» OBJECTIVE
Every record should be copied exactly, except that pictures are to be omitted.

» EXTRACTED ENTRIES
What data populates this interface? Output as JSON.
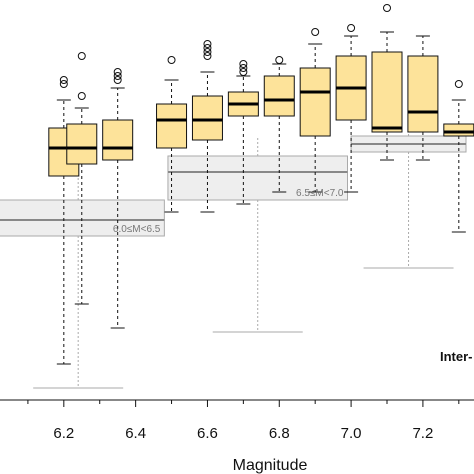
{
  "chart_data": {
    "type": "box",
    "xlabel": "Magnitude",
    "ylabel": "",
    "xlim": [
      6.0,
      7.32
    ],
    "ylim": [
      0.0,
      1.0
    ],
    "x_ticks": [
      "6.2",
      "6.4",
      "6.6",
      "6.8",
      "7.0",
      "7.2"
    ],
    "x_tick_values": [
      6.2,
      6.4,
      6.6,
      6.8,
      7.0,
      7.2
    ],
    "box_fill": "#fde39a",
    "band_fill": "#eeeeee",
    "boxes": [
      {
        "x": 6.2,
        "q1": 0.56,
        "median": 0.63,
        "q3": 0.68,
        "whisker_low": 0.09,
        "whisker_high": 0.75,
        "outliers": [
          0.79,
          0.8
        ]
      },
      {
        "x": 6.25,
        "q1": 0.59,
        "median": 0.63,
        "q3": 0.69,
        "whisker_low": 0.24,
        "whisker_high": 0.73,
        "outliers": [
          0.76,
          0.86
        ]
      },
      {
        "x": 6.35,
        "q1": 0.6,
        "median": 0.63,
        "q3": 0.7,
        "whisker_low": 0.18,
        "whisker_high": 0.78,
        "outliers": [
          0.8,
          0.81,
          0.82
        ]
      },
      {
        "x": 6.5,
        "q1": 0.63,
        "median": 0.7,
        "q3": 0.74,
        "whisker_low": 0.47,
        "whisker_high": 0.8,
        "outliers": [
          0.85
        ]
      },
      {
        "x": 6.6,
        "q1": 0.65,
        "median": 0.7,
        "q3": 0.76,
        "whisker_low": 0.47,
        "whisker_high": 0.82,
        "outliers": [
          0.86,
          0.87,
          0.88,
          0.89
        ]
      },
      {
        "x": 6.7,
        "q1": 0.71,
        "median": 0.74,
        "q3": 0.77,
        "whisker_low": 0.49,
        "whisker_high": 0.81,
        "outliers": [
          0.82,
          0.83,
          0.84
        ]
      },
      {
        "x": 6.8,
        "q1": 0.71,
        "median": 0.75,
        "q3": 0.81,
        "whisker_low": 0.52,
        "whisker_high": 0.84,
        "outliers": [
          0.85
        ]
      },
      {
        "x": 6.9,
        "q1": 0.66,
        "median": 0.77,
        "q3": 0.83,
        "whisker_low": 0.52,
        "whisker_high": 0.89,
        "outliers": [
          0.92
        ]
      },
      {
        "x": 7.0,
        "q1": 0.7,
        "median": 0.78,
        "q3": 0.86,
        "whisker_low": 0.52,
        "whisker_high": 0.91,
        "outliers": [
          0.93
        ]
      },
      {
        "x": 7.1,
        "q1": 0.67,
        "median": 0.68,
        "q3": 0.87,
        "whisker_low": 0.6,
        "whisker_high": 0.92,
        "outliers": [
          0.98
        ]
      },
      {
        "x": 7.2,
        "q1": 0.67,
        "median": 0.72,
        "q3": 0.86,
        "whisker_low": 0.6,
        "whisker_high": 0.91,
        "outliers": []
      },
      {
        "x": 7.3,
        "q1": 0.66,
        "median": 0.67,
        "q3": 0.69,
        "whisker_low": 0.42,
        "whisker_high": 0.75,
        "outliers": [
          0.79
        ]
      }
    ],
    "bands": [
      {
        "label": "6.0≤M<6.5",
        "x_from": 6.0,
        "x_to": 6.48,
        "low": 0.41,
        "median": 0.45,
        "high": 0.5,
        "whisker_low": 0.03,
        "whisker_high": 0.58
      },
      {
        "label": "6.5≤M<7.0",
        "x_from": 6.49,
        "x_to": 6.99,
        "low": 0.5,
        "median": 0.57,
        "high": 0.61,
        "whisker_low": 0.17,
        "whisker_high": 0.66
      },
      {
        "label": "",
        "x_from": 7.0,
        "x_to": 7.32,
        "low": 0.62,
        "median": 0.64,
        "high": 0.66,
        "whisker_low": 0.33,
        "whisker_high": 0.72
      }
    ],
    "annotation": "Inter-"
  }
}
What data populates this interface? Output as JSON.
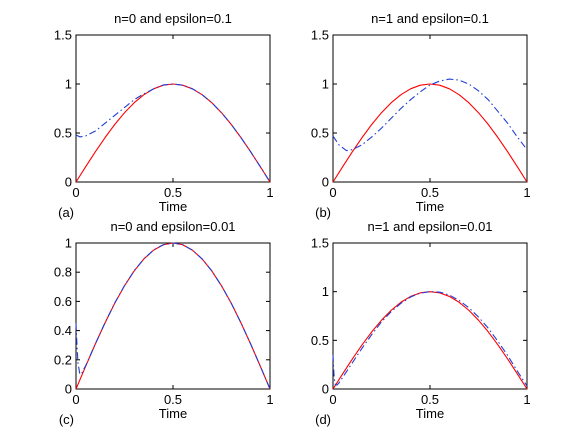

» SOLUTION TO THE EXERCISE
What data populates this interface? Output as JSON.
{
  "chart_data": {
    "type": "box",
    "xlabel": "Magnitude",
    "ylabel": "",
    "xlim": [
      6.0,
      7.32
    ],
    "ylim": [
      0.0,
      1.0
    ],
    "x_ticks": [
      "6.2",
      "6.4",
      "6.6",
      "6.8",
      "7.0",
      "7.2"
    ],
    "x_tick_values": [
      6.2,
      6.4,
      6.6,
      6.8,
      7.0,
      7.2
    ],
    "box_fill": "#fde39a",
    "band_fill": "#eeeeee",
    "boxes": [
      {
        "x": 6.2,
        "q1": 0.56,
        "median": 0.63,
        "q3": 0.68,
        "whisker_low": 0.09,
        "whisker_high": 0.75,
        "outliers": [
          0.79,
          0.8
        ]
      },
      {
        "x": 6.25,
        "q1": 0.59,
        "median": 0.63,
        "q3": 0.69,
        "whisker_low": 0.24,
        "whisker_high": 0.73,
        "outliers": [
          0.76,
          0.86
        ]
      },
      {
        "x": 6.35,
        "q1": 0.6,
        "median": 0.63,
        "q3": 0.7,
        "whisker_low": 0.18,
        "whisker_high": 0.78,
        "outliers": [
          0.8,
          0.81,
          0.82
        ]
      },
      {
        "x": 6.5,
        "q1": 0.63,
        "median": 0.7,
        "q3": 0.74,
        "whisker_low": 0.47,
        "whisker_high": 0.8,
        "outliers": [
          0.85
        ]
      },
      {
        "x": 6.6,
        "q1": 0.65,
        "median": 0.7,
        "q3": 0.76,
        "whisker_low": 0.47,
        "whisker_high": 0.82,
        "outliers": [
          0.86,
          0.87,
          0.88,
          0.89
        ]
      },
      {
        "x": 6.7,
        "q1": 0.71,
        "median": 0.74,
        "q3": 0.77,
        "whisker_low": 0.49,
        "whisker_high": 0.81,
        "outliers": [
          0.82,
          0.83,
          0.84
        ]
      },
      {
        "x": 6.8,
        "q1": 0.71,
        "median": 0.75,
        "q3": 0.81,
        "whisker_low": 0.52,
        "whisker_high": 0.84,
        "outliers": [
          0.85
        ]
      },
      {
        "x": 6.9,
        "q1": 0.66,
        "median": 0.77,
        "q3": 0.83,
        "whisker_low": 0.52,
        "whisker_high": 0.89,
        "outliers": [
          0.92
        ]
      },
      {
        "x": 7.0,
        "q1": 0.7,
        "median": 0.78,
        "q3": 0.86,
        "whisker_low": 0.52,
        "whisker_high": 0.91,
        "outliers": [
          0.93
        ]
      },
      {
        "x": 7.1,
        "q1": 0.67,
        "median": 0.68,
        "q3": 0.87,
        "whisker_low": 0.6,
        "whisker_high": 0.92,
        "outliers": [
          0.98
        ]
      },
      {
        "x": 7.2,
        "q1": 0.67,
        "median": 0.72,
        "q3": 0.86,
        "whisker_low": 0.6,
        "whisker_high": 0.91,
        "outliers": []
      },
      {
        "x": 7.3,
        "q1": 0.66,
        "median": 0.67,
        "q3": 0.69,
        "whisker_low": 0.42,
        "whisker_high": 0.75,
        "outliers": [
          0.79
        ]
      }
    ],
    "bands": [
      {
        "label": "6.0≤M<6.5",
        "x_from": 6.0,
        "x_to": 6.48,
        "low": 0.41,
        "median": 0.45,
        "high": 0.5,
        "whisker_low": 0.03,
        "whisker_high": 0.58
      },
      {
        "label": "6.5≤M<7.0",
        "x_from": 6.49,
        "x_to": 6.99,
        "low": 0.5,
        "median": 0.57,
        "high": 0.61,
        "whisker_low": 0.17,
        "whisker_high": 0.66
      },
      {
        "label": "",
        "x_from": 7.0,
        "x_to": 7.32,
        "low": 0.62,
        "median": 0.64,
        "high": 0.66,
        "whisker_low": 0.33,
        "whisker_high": 0.72
      }
    ],
    "annotation": "Inter-"
  }
}
What data populates this interface? Output as JSON.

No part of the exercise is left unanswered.